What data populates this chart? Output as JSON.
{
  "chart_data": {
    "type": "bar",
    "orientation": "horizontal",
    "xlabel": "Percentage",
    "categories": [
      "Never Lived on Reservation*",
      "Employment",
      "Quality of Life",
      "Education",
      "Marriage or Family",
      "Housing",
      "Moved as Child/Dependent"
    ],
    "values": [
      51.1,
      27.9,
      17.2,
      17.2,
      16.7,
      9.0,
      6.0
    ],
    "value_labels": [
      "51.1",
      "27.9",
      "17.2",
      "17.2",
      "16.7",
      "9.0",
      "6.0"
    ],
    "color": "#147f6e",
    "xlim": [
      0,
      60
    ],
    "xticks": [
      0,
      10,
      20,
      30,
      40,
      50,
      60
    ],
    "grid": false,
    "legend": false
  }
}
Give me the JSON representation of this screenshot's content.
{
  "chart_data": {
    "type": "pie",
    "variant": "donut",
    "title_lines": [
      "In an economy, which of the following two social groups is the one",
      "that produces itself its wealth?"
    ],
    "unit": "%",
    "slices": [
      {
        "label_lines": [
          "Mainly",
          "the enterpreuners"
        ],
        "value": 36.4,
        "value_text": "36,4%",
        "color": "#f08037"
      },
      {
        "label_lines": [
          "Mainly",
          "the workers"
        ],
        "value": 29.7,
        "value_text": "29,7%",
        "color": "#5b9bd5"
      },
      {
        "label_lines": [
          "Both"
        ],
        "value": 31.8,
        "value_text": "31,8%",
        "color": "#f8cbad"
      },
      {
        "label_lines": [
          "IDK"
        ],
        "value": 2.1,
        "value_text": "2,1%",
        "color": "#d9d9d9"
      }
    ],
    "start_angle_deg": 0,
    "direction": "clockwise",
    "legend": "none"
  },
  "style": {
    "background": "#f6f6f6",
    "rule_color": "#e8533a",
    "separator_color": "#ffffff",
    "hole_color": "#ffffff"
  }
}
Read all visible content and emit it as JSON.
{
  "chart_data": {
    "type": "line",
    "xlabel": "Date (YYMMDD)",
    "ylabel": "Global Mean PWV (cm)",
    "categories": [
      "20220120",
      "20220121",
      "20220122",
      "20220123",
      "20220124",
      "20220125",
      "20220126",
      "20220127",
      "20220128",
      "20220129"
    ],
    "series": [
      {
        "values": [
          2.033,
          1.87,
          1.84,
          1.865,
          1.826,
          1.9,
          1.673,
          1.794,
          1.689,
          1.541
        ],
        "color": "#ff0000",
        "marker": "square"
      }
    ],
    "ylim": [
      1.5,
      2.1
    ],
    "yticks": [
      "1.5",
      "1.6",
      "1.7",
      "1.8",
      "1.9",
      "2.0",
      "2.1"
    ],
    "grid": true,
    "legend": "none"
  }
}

*****

Aim of the task:
Gather each line holding the string "JSON".

Full output:
What data populates this chart? Output as JSON.
Give me the JSON representation of this screenshot's content.
Read all visible content and emit it as JSON.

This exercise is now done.